AIM:
Leave out every picture, then transcribe the rest of the listing exactly.

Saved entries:
#####

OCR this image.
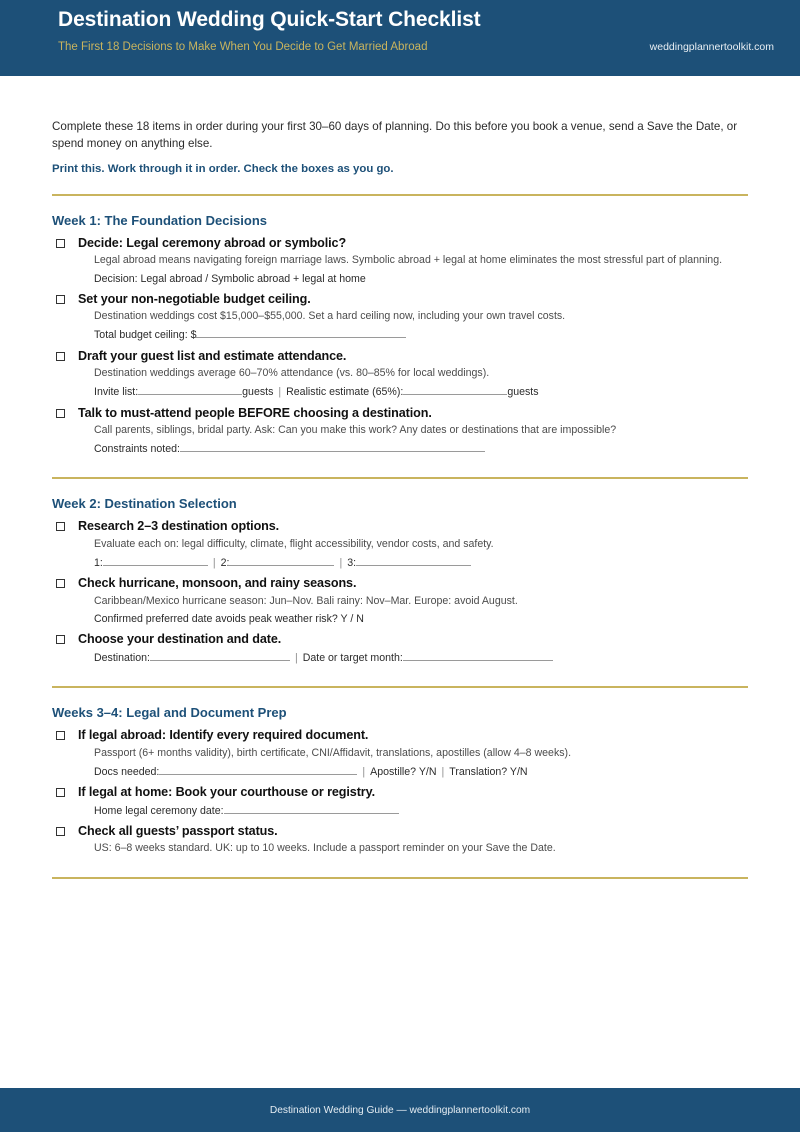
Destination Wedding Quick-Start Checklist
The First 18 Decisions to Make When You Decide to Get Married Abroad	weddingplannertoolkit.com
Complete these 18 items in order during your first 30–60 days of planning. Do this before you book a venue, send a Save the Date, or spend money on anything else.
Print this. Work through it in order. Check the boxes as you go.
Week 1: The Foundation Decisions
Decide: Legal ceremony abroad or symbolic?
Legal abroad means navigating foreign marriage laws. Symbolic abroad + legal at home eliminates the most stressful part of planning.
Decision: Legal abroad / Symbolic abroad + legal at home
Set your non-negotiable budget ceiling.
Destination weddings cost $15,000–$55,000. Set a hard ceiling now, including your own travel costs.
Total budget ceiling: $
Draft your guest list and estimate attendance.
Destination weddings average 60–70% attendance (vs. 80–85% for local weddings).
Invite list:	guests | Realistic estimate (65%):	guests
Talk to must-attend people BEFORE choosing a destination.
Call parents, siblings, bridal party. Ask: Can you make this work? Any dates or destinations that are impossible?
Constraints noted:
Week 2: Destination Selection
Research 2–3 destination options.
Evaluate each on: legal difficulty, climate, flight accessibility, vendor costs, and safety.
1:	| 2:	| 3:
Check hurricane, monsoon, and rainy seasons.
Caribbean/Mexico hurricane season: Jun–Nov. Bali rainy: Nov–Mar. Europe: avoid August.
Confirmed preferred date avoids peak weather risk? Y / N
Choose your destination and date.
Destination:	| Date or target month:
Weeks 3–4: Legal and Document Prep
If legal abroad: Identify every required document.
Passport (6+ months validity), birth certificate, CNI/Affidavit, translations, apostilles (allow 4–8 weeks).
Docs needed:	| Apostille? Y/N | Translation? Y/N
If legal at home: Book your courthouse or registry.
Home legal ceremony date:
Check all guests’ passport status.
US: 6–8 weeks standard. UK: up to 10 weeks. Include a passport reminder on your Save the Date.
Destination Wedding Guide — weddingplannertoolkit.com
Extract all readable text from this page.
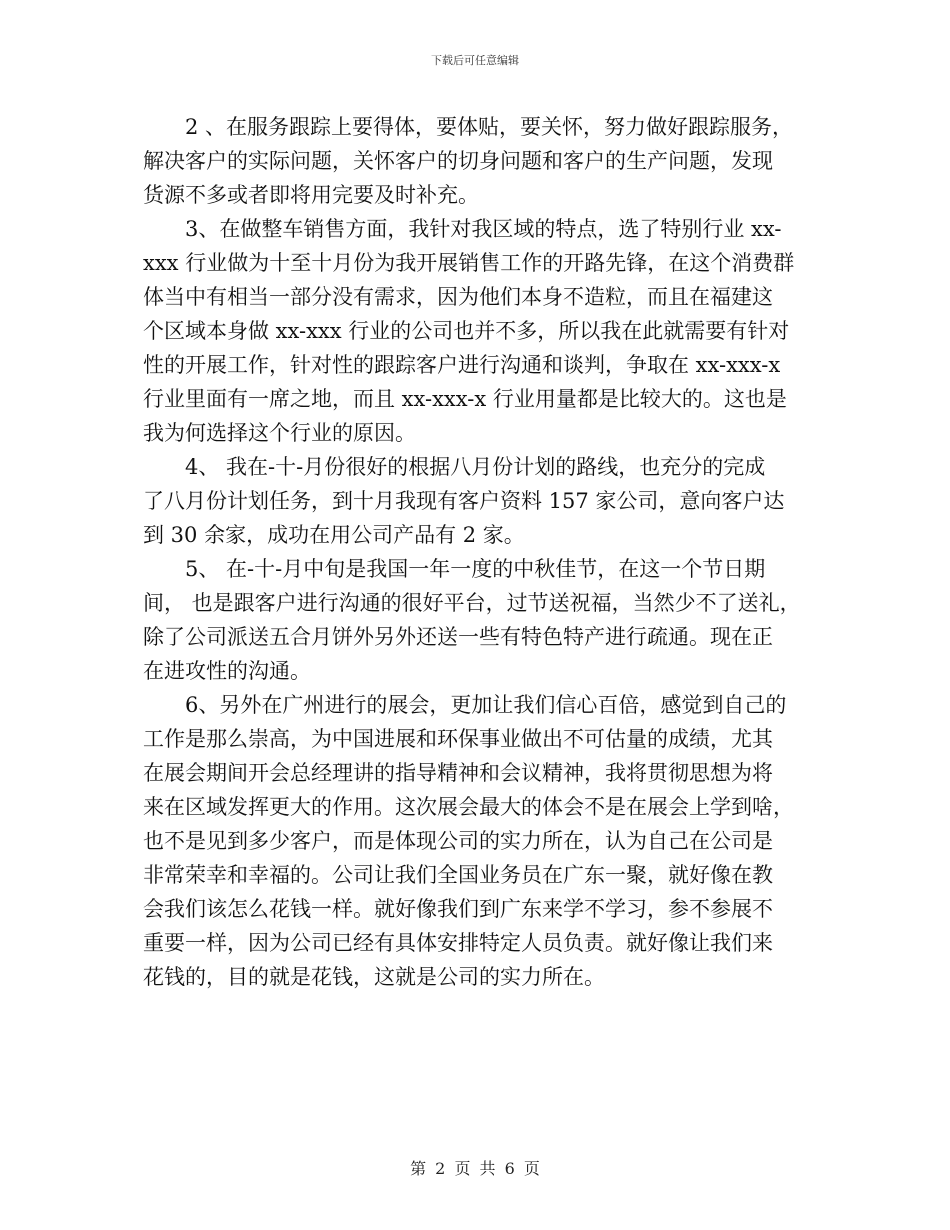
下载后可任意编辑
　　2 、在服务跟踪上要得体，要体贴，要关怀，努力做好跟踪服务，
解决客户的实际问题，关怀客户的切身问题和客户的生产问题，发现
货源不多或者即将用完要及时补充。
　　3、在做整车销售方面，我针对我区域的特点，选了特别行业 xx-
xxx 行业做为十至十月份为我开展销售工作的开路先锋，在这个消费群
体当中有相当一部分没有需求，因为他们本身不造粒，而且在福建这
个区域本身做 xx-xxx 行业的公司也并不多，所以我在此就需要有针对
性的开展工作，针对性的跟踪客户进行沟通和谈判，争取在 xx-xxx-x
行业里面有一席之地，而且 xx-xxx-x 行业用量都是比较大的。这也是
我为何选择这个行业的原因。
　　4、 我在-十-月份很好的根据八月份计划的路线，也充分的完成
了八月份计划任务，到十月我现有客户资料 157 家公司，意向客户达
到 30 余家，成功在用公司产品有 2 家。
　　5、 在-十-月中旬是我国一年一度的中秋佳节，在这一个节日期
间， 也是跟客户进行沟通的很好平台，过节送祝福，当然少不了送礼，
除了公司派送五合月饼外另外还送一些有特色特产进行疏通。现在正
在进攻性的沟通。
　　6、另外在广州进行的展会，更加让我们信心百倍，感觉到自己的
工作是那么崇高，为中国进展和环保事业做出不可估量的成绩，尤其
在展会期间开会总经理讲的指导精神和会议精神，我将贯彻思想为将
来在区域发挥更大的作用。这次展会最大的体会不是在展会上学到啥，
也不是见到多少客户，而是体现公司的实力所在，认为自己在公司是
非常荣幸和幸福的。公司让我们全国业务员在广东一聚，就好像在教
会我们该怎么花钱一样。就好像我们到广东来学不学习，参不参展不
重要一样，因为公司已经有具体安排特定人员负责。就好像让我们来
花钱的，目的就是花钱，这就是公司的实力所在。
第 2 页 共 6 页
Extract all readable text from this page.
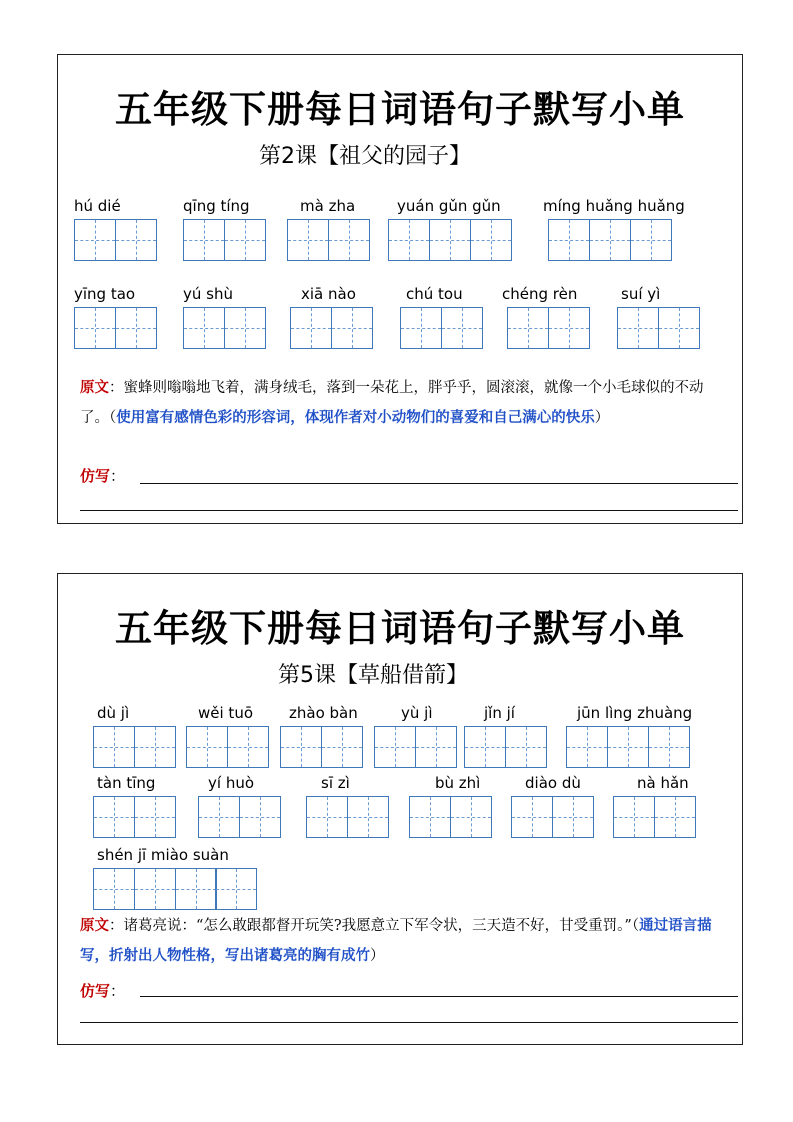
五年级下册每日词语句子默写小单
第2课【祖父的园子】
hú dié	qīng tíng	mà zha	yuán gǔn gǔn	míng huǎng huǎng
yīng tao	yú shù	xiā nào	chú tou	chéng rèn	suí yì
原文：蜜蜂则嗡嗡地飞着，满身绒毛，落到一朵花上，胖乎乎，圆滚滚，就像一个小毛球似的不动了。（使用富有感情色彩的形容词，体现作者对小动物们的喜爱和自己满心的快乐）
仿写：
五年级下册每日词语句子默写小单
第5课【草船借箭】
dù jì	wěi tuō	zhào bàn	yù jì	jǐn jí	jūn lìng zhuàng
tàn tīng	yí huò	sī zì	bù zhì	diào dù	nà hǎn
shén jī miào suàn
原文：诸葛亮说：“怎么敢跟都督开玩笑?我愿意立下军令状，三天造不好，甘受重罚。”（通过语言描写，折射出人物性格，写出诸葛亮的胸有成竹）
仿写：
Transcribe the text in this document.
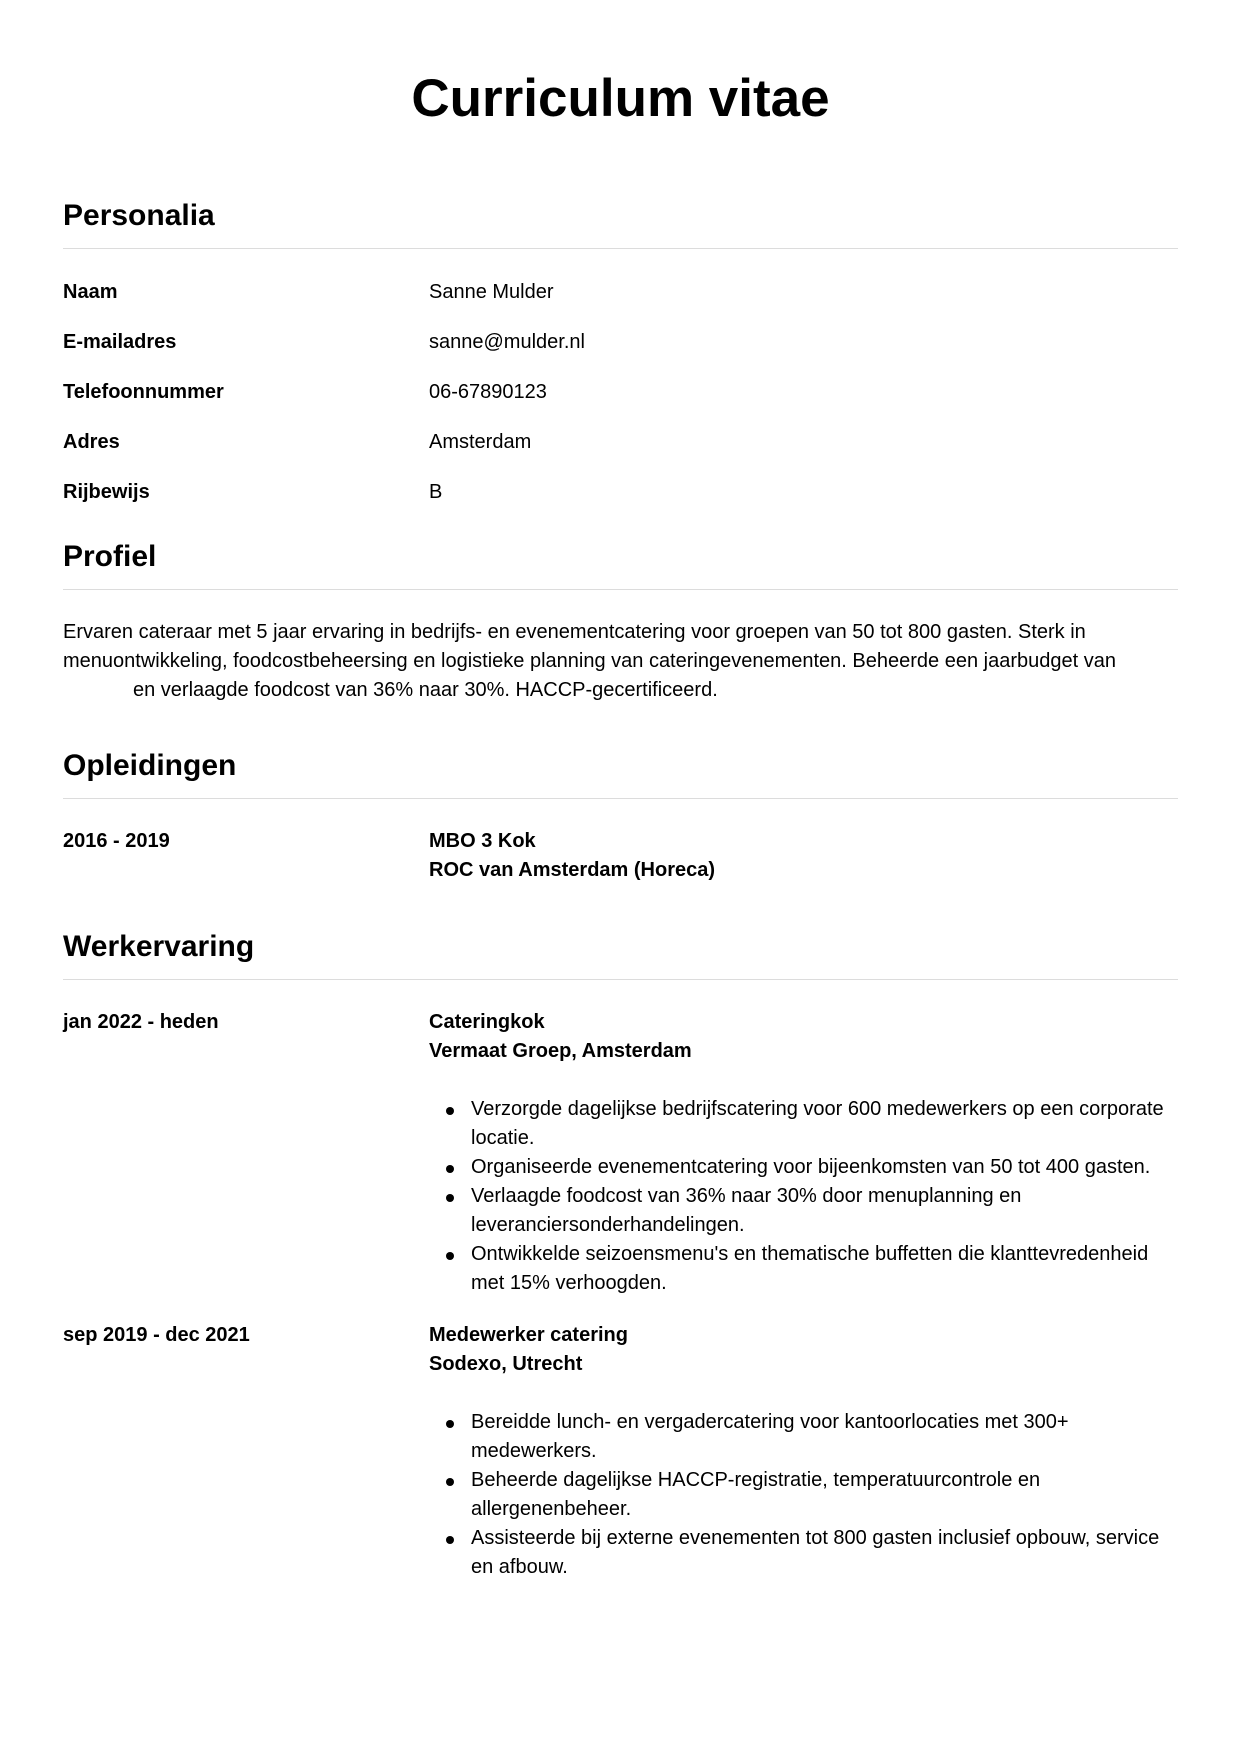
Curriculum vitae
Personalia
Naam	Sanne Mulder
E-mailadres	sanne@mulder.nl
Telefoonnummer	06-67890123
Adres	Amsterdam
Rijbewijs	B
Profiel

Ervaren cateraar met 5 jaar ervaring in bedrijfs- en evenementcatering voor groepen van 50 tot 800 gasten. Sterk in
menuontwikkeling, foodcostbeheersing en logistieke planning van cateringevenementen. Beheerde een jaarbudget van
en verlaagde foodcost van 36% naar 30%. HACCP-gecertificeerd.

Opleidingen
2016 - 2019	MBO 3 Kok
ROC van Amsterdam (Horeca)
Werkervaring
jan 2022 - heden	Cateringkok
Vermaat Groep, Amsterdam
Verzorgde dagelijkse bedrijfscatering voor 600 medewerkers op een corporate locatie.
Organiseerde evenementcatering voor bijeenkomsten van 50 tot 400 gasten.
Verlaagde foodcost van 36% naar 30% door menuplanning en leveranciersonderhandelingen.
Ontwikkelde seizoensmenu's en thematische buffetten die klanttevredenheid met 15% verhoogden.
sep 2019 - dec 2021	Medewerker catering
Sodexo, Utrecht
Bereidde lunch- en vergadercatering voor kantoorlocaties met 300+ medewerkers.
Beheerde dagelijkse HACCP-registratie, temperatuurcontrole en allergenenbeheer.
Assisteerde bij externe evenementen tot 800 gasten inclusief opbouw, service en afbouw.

#####

TASK SOLUTION:
OCR this image.
Destination Wedding Quick-Start Checklist
The First 18 Decisions to Make When You Decide to Get Married Abroad	weddingplannertoolkit.com
Complete these 18 items in order during your first 30–60 days of planning. Do this before you book a venue, send a Save the Date, or spend money on anything else.
Print this. Work through it in order. Check the boxes as you go.
Week 1: The Foundation Decisions
Decide: Legal ceremony abroad or symbolic?
Legal abroad means navigating foreign marriage laws. Symbolic abroad + legal at home eliminates the most stressful part of planning.
Decision: Legal abroad / Symbolic abroad + legal at home
Set your non-negotiable budget ceiling.
Destination weddings cost $15,000–$55,000. Set a hard ceiling now, including your own travel costs.
Total budget ceiling: $
Draft your guest list and estimate attendance.
Destination weddings average 60–70% attendance (vs. 80–85% for local weddings).
Invite list:	guests | Realistic estimate (65%):	guests
Talk to must-attend people BEFORE choosing a destination.
Call parents, siblings, bridal party. Ask: Can you make this work? Any dates or destinations that are impossible?
Constraints noted:
Week 2: Destination Selection
Research 2–3 destination options.
Evaluate each on: legal difficulty, climate, flight accessibility, vendor costs, and safety.
1:	| 2:	| 3:
Check hurricane, monsoon, and rainy seasons.
Caribbean/Mexico hurricane season: Jun–Nov. Bali rainy: Nov–Mar. Europe: avoid August.
Confirmed preferred date avoids peak weather risk? Y / N
Choose your destination and date.
Destination:	| Date or target month:
Weeks 3–4: Legal and Document Prep
If legal abroad: Identify every required document.
Passport (6+ months validity), birth certificate, CNI/Affidavit, translations, apostilles (allow 4–8 weeks).
Docs needed:	| Apostille? Y/N | Translation? Y/N
If legal at home: Book your courthouse or registry.
Home legal ceremony date:
Check all guests’ passport status.
US: 6–8 weeks standard. UK: up to 10 weeks. Include a passport reminder on your Save the Date.
Destination Wedding Guide — weddingplannertoolkit.com
Extract all readable text from this page.
下载后可任意编辑
　　2 、在服务跟踪上要得体，要体贴，要关怀，努力做好跟踪服务，
解决客户的实际问题，关怀客户的切身问题和客户的生产问题，发现
货源不多或者即将用完要及时补充。
　　3、在做整车销售方面，我针对我区域的特点，选了特别行业 xx-
xxx 行业做为十至十月份为我开展销售工作的开路先锋，在这个消费群
体当中有相当一部分没有需求，因为他们本身不造粒，而且在福建这
个区域本身做 xx-xxx 行业的公司也并不多，所以我在此就需要有针对
性的开展工作，针对性的跟踪客户进行沟通和谈判，争取在 xx-xxx-x
行业里面有一席之地，而且 xx-xxx-x 行业用量都是比较大的。这也是
我为何选择这个行业的原因。
　　4、 我在-十-月份很好的根据八月份计划的路线，也充分的完成
了八月份计划任务，到十月我现有客户资料 157 家公司，意向客户达
到 30 余家，成功在用公司产品有 2 家。
　　5、 在-十-月中旬是我国一年一度的中秋佳节，在这一个节日期
间， 也是跟客户进行沟通的很好平台，过节送祝福，当然少不了送礼，
除了公司派送五合月饼外另外还送一些有特色特产进行疏通。现在正
在进攻性的沟通。
　　6、另外在广州进行的展会，更加让我们信心百倍，感觉到自己的
工作是那么崇高，为中国进展和环保事业做出不可估量的成绩，尤其
在展会期间开会总经理讲的指导精神和会议精神，我将贯彻思想为将
来在区域发挥更大的作用。这次展会最大的体会不是在展会上学到啥，
也不是见到多少客户，而是体现公司的实力所在，认为自己在公司是
非常荣幸和幸福的。公司让我们全国业务员在广东一聚，就好像在教
会我们该怎么花钱一样。就好像我们到广东来学不学习，参不参展不
重要一样，因为公司已经有具体安排特定人员负责。就好像让我们来
花钱的，目的就是花钱，这就是公司的实力所在。
第 2 页 共 6 页
Extract all readable text from this page.
五年级下册每日词语句子默写小单
第2课【祖父的园子】
hú dié	qīng tíng	mà zha	yuán gǔn gǔn	míng huǎng huǎng
yīng tao	yú shù	xiā nào	chú tou	chéng rèn	suí yì
原文：蜜蜂则嗡嗡地飞着，满身绒毛，落到一朵花上，胖乎乎，圆滚滚，就像一个小毛球似的不动了。（使用富有感情色彩的形容词，体现作者对小动物们的喜爱和自己满心的快乐）
仿写：
五年级下册每日词语句子默写小单
第5课【草船借箭】
dù jì	wěi tuō	zhào bàn	yù jì	jǐn jí	jūn lìng zhuàng
tàn tīng	yí huò	sī zì	bù zhì	diào dù	nà hǎn
shén jī miào suàn
原文：诸葛亮说：“怎么敢跟都督开玩笑?我愿意立下军令状，三天造不好，甘受重罚。”（通过语言描写，折射出人物性格，写出诸葛亮的胸有成竹）
仿写：
Transcribe the text in this document.
Curriculum vitae
Personalia
Naam	Sanne Mulder
E-mailadres	sanne@mulder.nl
Telefoonnummer	06-67890123
Adres	Amsterdam
Rijbewijs	B
Profiel

Ervaren cateraar met 5 jaar ervaring in bedrijfs- en evenementcatering voor groepen van 50 tot 800 gasten. Sterk in
menuontwikkeling, foodcostbeheersing en logistieke planning van cateringevenementen. Beheerde een jaarbudget van
en verlaagde foodcost van 36% naar 30%. HACCP-gecertificeerd.

Opleidingen
2016 - 2019	MBO 3 Kok
ROC van Amsterdam (Horeca)
Werkervaring
jan 2022 - heden	Cateringkok
Vermaat Groep, Amsterdam
Verzorgde dagelijkse bedrijfscatering voor 600 medewerkers op een corporate locatie.
Organiseerde evenementcatering voor bijeenkomsten van 50 tot 400 gasten.
Verlaagde foodcost van 36% naar 30% door menuplanning en leveranciersonderhandelingen.
Ontwikkelde seizoensmenu's en thematische buffetten die klanttevredenheid met 15% verhoogden.
sep 2019 - dec 2021	Medewerker catering
Sodexo, Utrecht
Bereidde lunch- en vergadercatering voor kantoorlocaties met 300+ medewerkers.
Beheerde dagelijkse HACCP-registratie, temperatuurcontrole en allergenenbeheer.
Assisteerde bij externe evenementen tot 800 gasten inclusief opbouw, service en afbouw.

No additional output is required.